— Begin Record excerpts —
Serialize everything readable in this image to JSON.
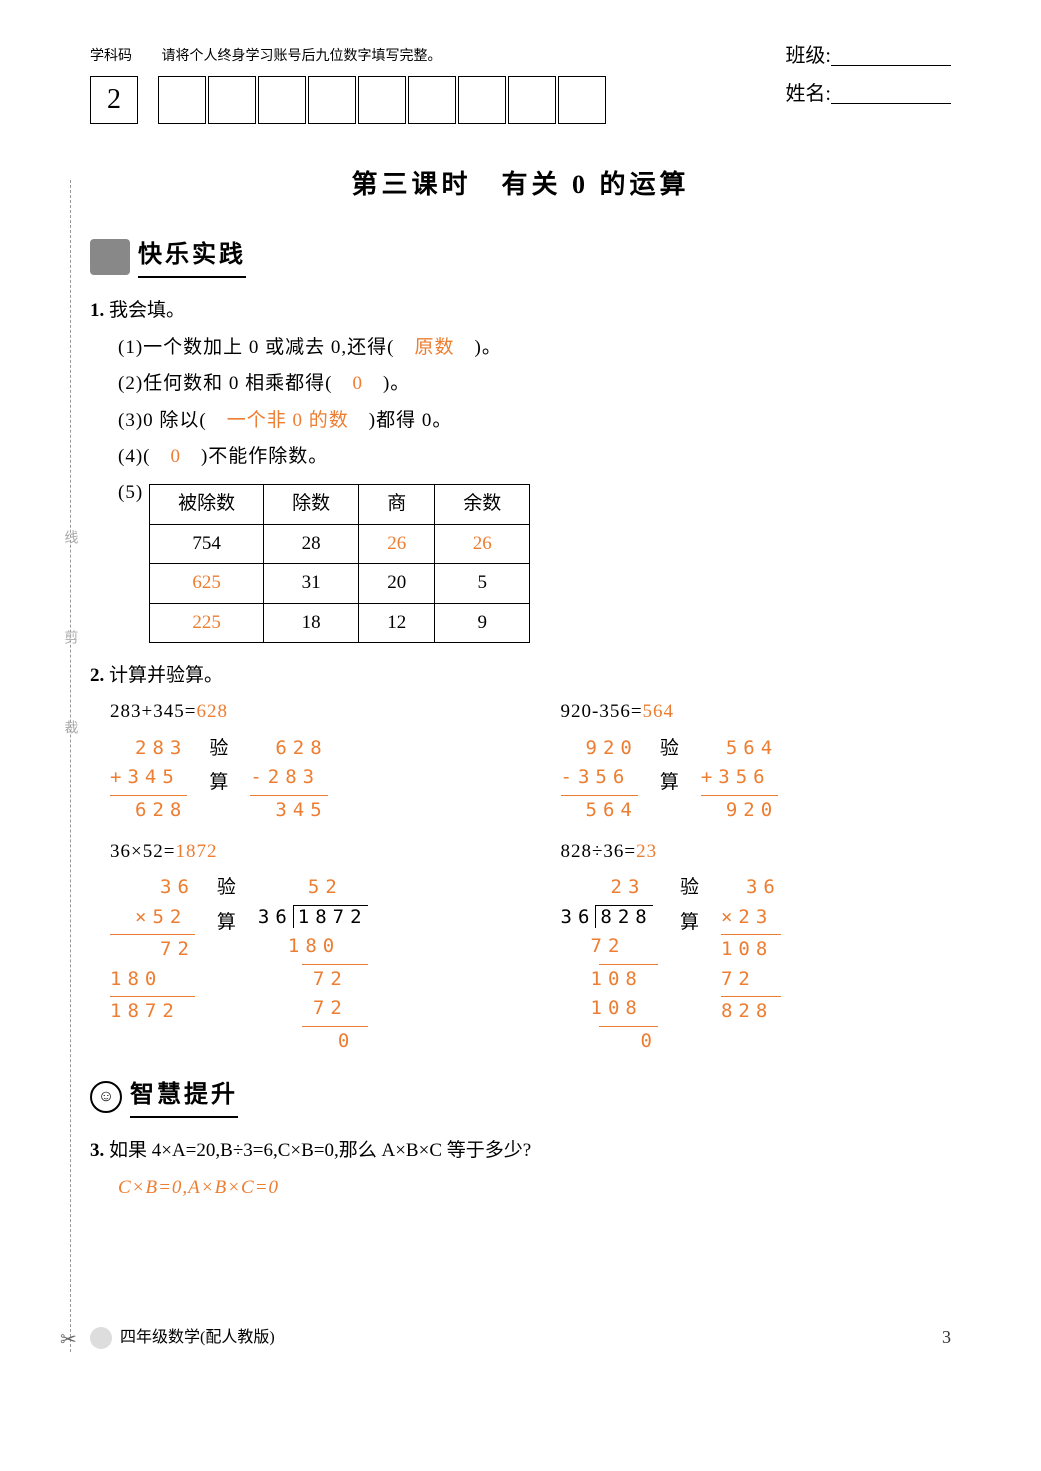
{
  "header": {
    "code_label": "学科码",
    "instruction": "请将个人终身学习账号后九位数字填写完整。",
    "first_digit": "2",
    "class_label": "班级:",
    "name_label": "姓名:"
  },
  "lesson_title": "第三课时　有关 0 的运算",
  "section1": {
    "title": "快乐实践"
  },
  "q1": {
    "num": "1.",
    "stem": "我会填。",
    "s1_pre": "(1)一个数加上 0 或减去 0,还得(　",
    "s1_ans": "原数",
    "s1_post": "　)。",
    "s2_pre": "(2)任何数和 0 相乘都得(　",
    "s2_ans": "0",
    "s2_post": "　)。",
    "s3_pre": "(3)0 除以(　",
    "s3_ans": "一个非 0 的数",
    "s3_post": "　)都得 0。",
    "s4_pre": "(4)(　",
    "s4_ans": "0",
    "s4_post": "　)不能作除数。",
    "s5_label": "(5)",
    "table": {
      "headers": [
        "被除数",
        "除数",
        "商",
        "余数"
      ],
      "rows": [
        {
          "c1": "754",
          "c2": "28",
          "c3": "26",
          "c4": "26",
          "ans_cols": [
            2,
            3
          ]
        },
        {
          "c1": "625",
          "c2": "31",
          "c3": "20",
          "c4": "5",
          "ans_cols": [
            0
          ]
        },
        {
          "c1": "225",
          "c2": "18",
          "c3": "12",
          "c4": "9",
          "ans_cols": [
            0
          ]
        }
      ]
    }
  },
  "q2": {
    "num": "2.",
    "stem": "计算并验算。",
    "check_label_1": "验",
    "check_label_2": "算",
    "items": [
      {
        "eq_lhs": "283+345=",
        "eq_ans": "628",
        "main": [
          "　283",
          "+345",
          "rule",
          "　628"
        ],
        "check": [
          "　628",
          "-283",
          "rule",
          "　345"
        ]
      },
      {
        "eq_lhs": "920-356=",
        "eq_ans": "564",
        "main": [
          "　920",
          "-356",
          "rule",
          "　564"
        ],
        "check": [
          "　564",
          "+356",
          "rule",
          "　920"
        ]
      },
      {
        "eq_lhs": "36×52=",
        "eq_ans": "1872",
        "main": [
          "　　36",
          "　×52",
          "rule",
          "　　72",
          "180",
          "rule",
          "1872"
        ],
        "check_type": "longdiv",
        "check_quotient": "　　52",
        "check_divisor": "36",
        "check_dividend": "1872",
        "check_body": [
          "180",
          "rule-s",
          "　72",
          "　72",
          "rule-s",
          "　　0"
        ]
      },
      {
        "eq_lhs": "828÷36=",
        "eq_ans": "23",
        "main_type": "longdiv",
        "main_quotient": "　　23",
        "main_divisor": "36",
        "main_dividend": "828",
        "main_body": [
          "72",
          "rule-s",
          "108",
          "108",
          "rule-s",
          "　　0"
        ],
        "check": [
          "　36",
          "×23",
          "rule",
          "108",
          "72",
          "rule",
          "828"
        ]
      }
    ]
  },
  "section2": {
    "title": "智慧提升",
    "icon_inner": "☺"
  },
  "q3": {
    "num": "3.",
    "stem": "如果 4×A=20,B÷3=6,C×B=0,那么 A×B×C 等于多少?",
    "answer": "C×B=0,A×B×C=0"
  },
  "cut_labels": [
    "线",
    "剪",
    "裁"
  ],
  "footer": {
    "text": "四年级数学(配人教版)",
    "page": "3"
  },
  "colors": {
    "answer": "#ed7d31",
    "text": "#000000",
    "background": "#ffffff"
  }
}
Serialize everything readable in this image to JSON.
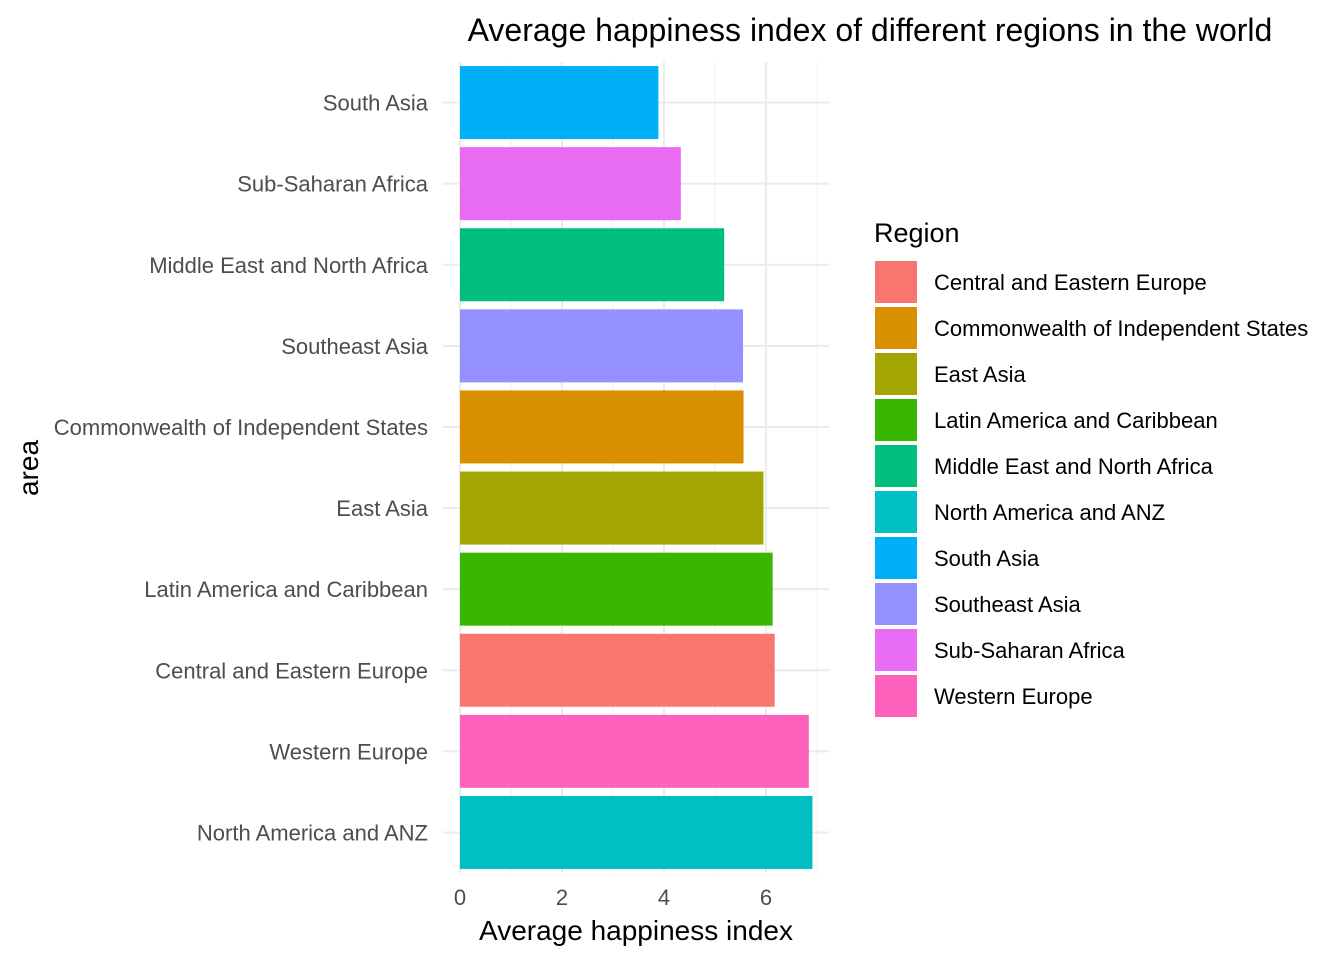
{
  "chart_data": {
    "type": "bar",
    "orientation": "horizontal",
    "title": "Average happiness index of different regions in the world",
    "xlabel": "Average happiness index",
    "ylabel": "area",
    "xlim": [
      0,
      7.2
    ],
    "x_ticks": [
      0,
      2,
      4,
      6
    ],
    "grid": true,
    "categories": [
      "North America and ANZ",
      "Western Europe",
      "Central and Eastern Europe",
      "Latin America and Caribbean",
      "East Asia",
      "Commonwealth of Independent States",
      "Southeast Asia",
      "Middle East and North Africa",
      "Sub-Saharan Africa",
      "South Asia"
    ],
    "values": [
      6.91,
      6.84,
      6.17,
      6.13,
      5.95,
      5.56,
      5.55,
      5.18,
      4.33,
      3.89
    ],
    "legend": {
      "title": "Region",
      "placement": "right",
      "entries": [
        {
          "label": "Central and Eastern Europe",
          "color": "#F8766D"
        },
        {
          "label": "Commonwealth of Independent States",
          "color": "#D89000"
        },
        {
          "label": "East Asia",
          "color": "#A3A500"
        },
        {
          "label": "Latin America and Caribbean",
          "color": "#39B600"
        },
        {
          "label": "Middle East and North Africa",
          "color": "#00BF7D"
        },
        {
          "label": "North America and ANZ",
          "color": "#00BFC4"
        },
        {
          "label": "South Asia",
          "color": "#00B0F6"
        },
        {
          "label": "Southeast Asia",
          "color": "#9590FF"
        },
        {
          "label": "Sub-Saharan Africa",
          "color": "#E76BF3"
        },
        {
          "label": "Western Europe",
          "color": "#FF62BC"
        }
      ]
    }
  }
}
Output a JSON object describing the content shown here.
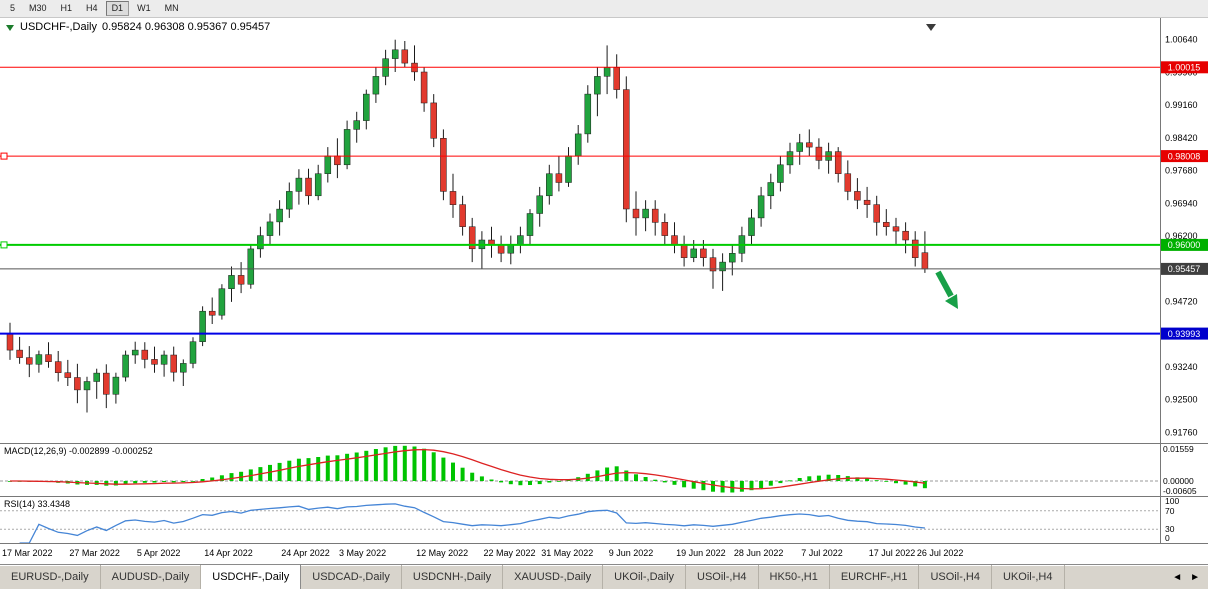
— End Record excerpts —
= What is asked =
From the listing above, print every entry precisely and drop the pictures.

= Written answer =
Serialize everything readable in this image to JSON.
{
  "header": {
    "code_label": "学科码",
    "instruction": "请将个人终身学习账号后九位数字填写完整。",
    "first_digit": "2",
    "class_label": "班级:",
    "name_label": "姓名:"
  },
  "lesson_title": "第三课时　有关 0 的运算",
  "section1": {
    "title": "快乐实践"
  },
  "q1": {
    "num": "1.",
    "stem": "我会填。",
    "s1_pre": "(1)一个数加上 0 或减去 0,还得(　",
    "s1_ans": "原数",
    "s1_post": "　)。",
    "s2_pre": "(2)任何数和 0 相乘都得(　",
    "s2_ans": "0",
    "s2_post": "　)。",
    "s3_pre": "(3)0 除以(　",
    "s3_ans": "一个非 0 的数",
    "s3_post": "　)都得 0。",
    "s4_pre": "(4)(　",
    "s4_ans": "0",
    "s4_post": "　)不能作除数。",
    "s5_label": "(5)",
    "table": {
      "headers": [
        "被除数",
        "除数",
        "商",
        "余数"
      ],
      "rows": [
        {
          "c1": "754",
          "c2": "28",
          "c3": "26",
          "c4": "26",
          "ans_cols": [
            2,
            3
          ]
        },
        {
          "c1": "625",
          "c2": "31",
          "c3": "20",
          "c4": "5",
          "ans_cols": [
            0
          ]
        },
        {
          "c1": "225",
          "c2": "18",
          "c3": "12",
          "c4": "9",
          "ans_cols": [
            0
          ]
        }
      ]
    }
  },
  "q2": {
    "num": "2.",
    "stem": "计算并验算。",
    "check_label_1": "验",
    "check_label_2": "算",
    "items": [
      {
        "eq_lhs": "283+345=",
        "eq_ans": "628",
        "main": [
          "　283",
          "+345",
          "rule",
          "　628"
        ],
        "check": [
          "　628",
          "-283",
          "rule",
          "　345"
        ]
      },
      {
        "eq_lhs": "920-356=",
        "eq_ans": "564",
        "main": [
          "　920",
          "-356",
          "rule",
          "　564"
        ],
        "check": [
          "　564",
          "+356",
          "rule",
          "　920"
        ]
      },
      {
        "eq_lhs": "36×52=",
        "eq_ans": "1872",
        "main": [
          "　　36",
          "　×52",
          "rule",
          "　　72",
          "180",
          "rule",
          "1872"
        ],
        "check_type": "longdiv",
        "check_quotient": "　　52",
        "check_divisor": "36",
        "check_dividend": "1872",
        "check_body": [
          "180",
          "rule-s",
          "　72",
          "　72",
          "rule-s",
          "　　0"
        ]
      },
      {
        "eq_lhs": "828÷36=",
        "eq_ans": "23",
        "main_type": "longdiv",
        "main_quotient": "　　23",
        "main_divisor": "36",
        "main_dividend": "828",
        "main_body": [
          "72",
          "rule-s",
          "108",
          "108",
          "rule-s",
          "　　0"
        ],
        "check": [
          "　36",
          "×23",
          "rule",
          "108",
          "72",
          "rule",
          "828"
        ]
      }
    ]
  },
  "section2": {
    "title": "智慧提升",
    "icon_inner": "☺"
  },
  "q3": {
    "num": "3.",
    "stem": "如果 4×A=20,B÷3=6,C×B=0,那么 A×B×C 等于多少?",
    "answer": "C×B=0,A×B×C=0"
  },
  "cut_labels": [
    "线",
    "剪",
    "裁"
  ],
  "footer": {
    "text": "四年级数学(配人教版)",
    "page": "3"
  },
  "colors": {
    "answer": "#ed7d31",
    "text": "#000000",
    "background": "#ffffff"
  }
}
Serialize everything readable in this image to JSON.
{
  "chart_data": {
    "type": "bar",
    "orientation": "horizontal",
    "title": "Average happiness index of different regions in the world",
    "xlabel": "Average happiness index",
    "ylabel": "area",
    "xlim": [
      0,
      7.2
    ],
    "x_ticks": [
      0,
      2,
      4,
      6
    ],
    "grid": true,
    "categories": [
      "North America and ANZ",
      "Western Europe",
      "Central and Eastern Europe",
      "Latin America and Caribbean",
      "East Asia",
      "Commonwealth of Independent States",
      "Southeast Asia",
      "Middle East and North Africa",
      "Sub-Saharan Africa",
      "South Asia"
    ],
    "values": [
      6.91,
      6.84,
      6.17,
      6.13,
      5.95,
      5.56,
      5.55,
      5.18,
      4.33,
      3.89
    ],
    "legend": {
      "title": "Region",
      "placement": "right",
      "entries": [
        {
          "label": "Central and Eastern Europe",
          "color": "#F8766D"
        },
        {
          "label": "Commonwealth of Independent States",
          "color": "#D89000"
        },
        {
          "label": "East Asia",
          "color": "#A3A500"
        },
        {
          "label": "Latin America and Caribbean",
          "color": "#39B600"
        },
        {
          "label": "Middle East and North Africa",
          "color": "#00BF7D"
        },
        {
          "label": "North America and ANZ",
          "color": "#00BFC4"
        },
        {
          "label": "South Asia",
          "color": "#00B0F6"
        },
        {
          "label": "Southeast Asia",
          "color": "#9590FF"
        },
        {
          "label": "Sub-Saharan Africa",
          "color": "#E76BF3"
        },
        {
          "label": "Western Europe",
          "color": "#FF62BC"
        }
      ]
    }
  }
}
Output a JSON object describing the content shown here.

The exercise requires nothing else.